• _PROBLEM_
Return each line of the material verbatim.

━━━━━ PROVIDED DATA

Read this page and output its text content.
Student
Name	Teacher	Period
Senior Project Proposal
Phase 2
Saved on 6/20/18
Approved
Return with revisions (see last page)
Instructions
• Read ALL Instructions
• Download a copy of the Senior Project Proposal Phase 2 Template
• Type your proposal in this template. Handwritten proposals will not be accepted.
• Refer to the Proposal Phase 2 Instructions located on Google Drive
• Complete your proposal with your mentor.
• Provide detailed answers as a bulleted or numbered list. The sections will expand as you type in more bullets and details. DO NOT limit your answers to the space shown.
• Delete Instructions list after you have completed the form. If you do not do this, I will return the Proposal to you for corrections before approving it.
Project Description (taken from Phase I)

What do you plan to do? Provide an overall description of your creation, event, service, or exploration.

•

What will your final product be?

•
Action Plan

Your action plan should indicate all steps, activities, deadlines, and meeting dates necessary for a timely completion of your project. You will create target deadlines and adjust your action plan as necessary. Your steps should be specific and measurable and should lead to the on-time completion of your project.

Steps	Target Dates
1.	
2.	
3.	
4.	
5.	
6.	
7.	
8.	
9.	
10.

━━━━━━━━━━

• _EXPECTED OUTPUT_
Read this page and output its text content.
Student
Name	Teacher	Period
Senior Project Proposal
Phase 2
Saved on 6/20/18
Approved
Return with revisions (see last page)
Instructions
• Read ALL Instructions
• Download a copy of the Senior Project Proposal Phase 2 Template
• Type your proposal in this template. Handwritten proposals will not be accepted.
• Refer to the Proposal Phase 2 Instructions located on Google Drive
• Complete your proposal with your mentor.
• Provide detailed answers as a bulleted or numbered list. The sections will expand as you type in more bullets and details. DO NOT limit your answers to the space shown.
• Delete Instructions list after you have completed the form. If you do not do this, I will return the Proposal to you for corrections before approving it.
Project Description (taken from Phase I)

What do you plan to do? Provide an overall description of your creation, event, service, or exploration.

•

What will your final product be?

•
Action Plan

Your action plan should indicate all steps, activities, deadlines, and meeting dates necessary for a timely completion of your project. You will create target deadlines and adjust your action plan as necessary. Your steps should be specific and measurable and should lead to the on-time completion of your project.

Steps	Target Dates
1.	
2.	
3.	
4.	
5.	
6.	
7.	
8.	
9.	
10.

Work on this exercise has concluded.